_RECORDED INFORMATION_
--------------------
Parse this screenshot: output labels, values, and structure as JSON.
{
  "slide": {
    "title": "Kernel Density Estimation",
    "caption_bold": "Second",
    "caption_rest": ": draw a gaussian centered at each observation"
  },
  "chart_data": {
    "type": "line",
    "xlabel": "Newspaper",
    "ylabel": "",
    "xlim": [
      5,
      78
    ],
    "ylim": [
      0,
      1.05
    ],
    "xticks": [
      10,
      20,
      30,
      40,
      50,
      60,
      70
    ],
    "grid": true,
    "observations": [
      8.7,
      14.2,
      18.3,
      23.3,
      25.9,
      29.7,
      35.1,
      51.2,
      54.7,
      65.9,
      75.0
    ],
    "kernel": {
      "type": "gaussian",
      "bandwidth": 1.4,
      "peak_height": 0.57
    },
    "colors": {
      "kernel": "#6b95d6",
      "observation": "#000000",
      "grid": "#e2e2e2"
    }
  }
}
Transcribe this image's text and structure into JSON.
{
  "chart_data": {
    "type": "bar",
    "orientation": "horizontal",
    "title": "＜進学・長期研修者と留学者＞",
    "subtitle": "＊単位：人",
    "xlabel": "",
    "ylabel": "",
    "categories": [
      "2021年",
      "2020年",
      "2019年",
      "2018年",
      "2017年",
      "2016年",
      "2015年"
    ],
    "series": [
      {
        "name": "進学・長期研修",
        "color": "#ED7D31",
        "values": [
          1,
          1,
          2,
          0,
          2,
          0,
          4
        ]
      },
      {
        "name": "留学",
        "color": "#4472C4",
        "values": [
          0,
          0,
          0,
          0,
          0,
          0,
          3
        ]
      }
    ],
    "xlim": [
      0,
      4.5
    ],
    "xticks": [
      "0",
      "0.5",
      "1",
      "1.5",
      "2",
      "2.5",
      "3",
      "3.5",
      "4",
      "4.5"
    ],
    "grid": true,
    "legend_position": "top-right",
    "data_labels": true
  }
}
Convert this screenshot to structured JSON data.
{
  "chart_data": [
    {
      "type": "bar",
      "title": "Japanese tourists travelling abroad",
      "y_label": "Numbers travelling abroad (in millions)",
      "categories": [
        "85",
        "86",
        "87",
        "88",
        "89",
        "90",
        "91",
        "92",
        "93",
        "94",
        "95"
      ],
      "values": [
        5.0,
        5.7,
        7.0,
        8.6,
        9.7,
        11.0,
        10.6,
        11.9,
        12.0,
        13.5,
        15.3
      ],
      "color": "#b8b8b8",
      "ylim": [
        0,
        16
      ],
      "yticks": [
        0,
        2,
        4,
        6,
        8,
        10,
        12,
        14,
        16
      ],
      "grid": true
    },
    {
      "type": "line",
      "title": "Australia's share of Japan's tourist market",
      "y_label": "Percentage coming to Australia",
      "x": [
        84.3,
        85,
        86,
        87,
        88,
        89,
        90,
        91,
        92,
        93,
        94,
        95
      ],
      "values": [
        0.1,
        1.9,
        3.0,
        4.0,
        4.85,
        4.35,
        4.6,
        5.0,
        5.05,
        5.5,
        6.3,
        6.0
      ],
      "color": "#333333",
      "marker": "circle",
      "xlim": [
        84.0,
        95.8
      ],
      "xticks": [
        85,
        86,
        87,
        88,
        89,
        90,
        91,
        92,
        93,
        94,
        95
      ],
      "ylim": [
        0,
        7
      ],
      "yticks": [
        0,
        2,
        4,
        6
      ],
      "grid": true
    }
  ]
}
--------------------
_BRIEF_
Gather and copy every line of the data in which the string "gaussian" is found.

_RESPONSE TO THIS TASK_
    "caption_rest": ": draw a gaussian centered at each observation"
      "type": "gaussian",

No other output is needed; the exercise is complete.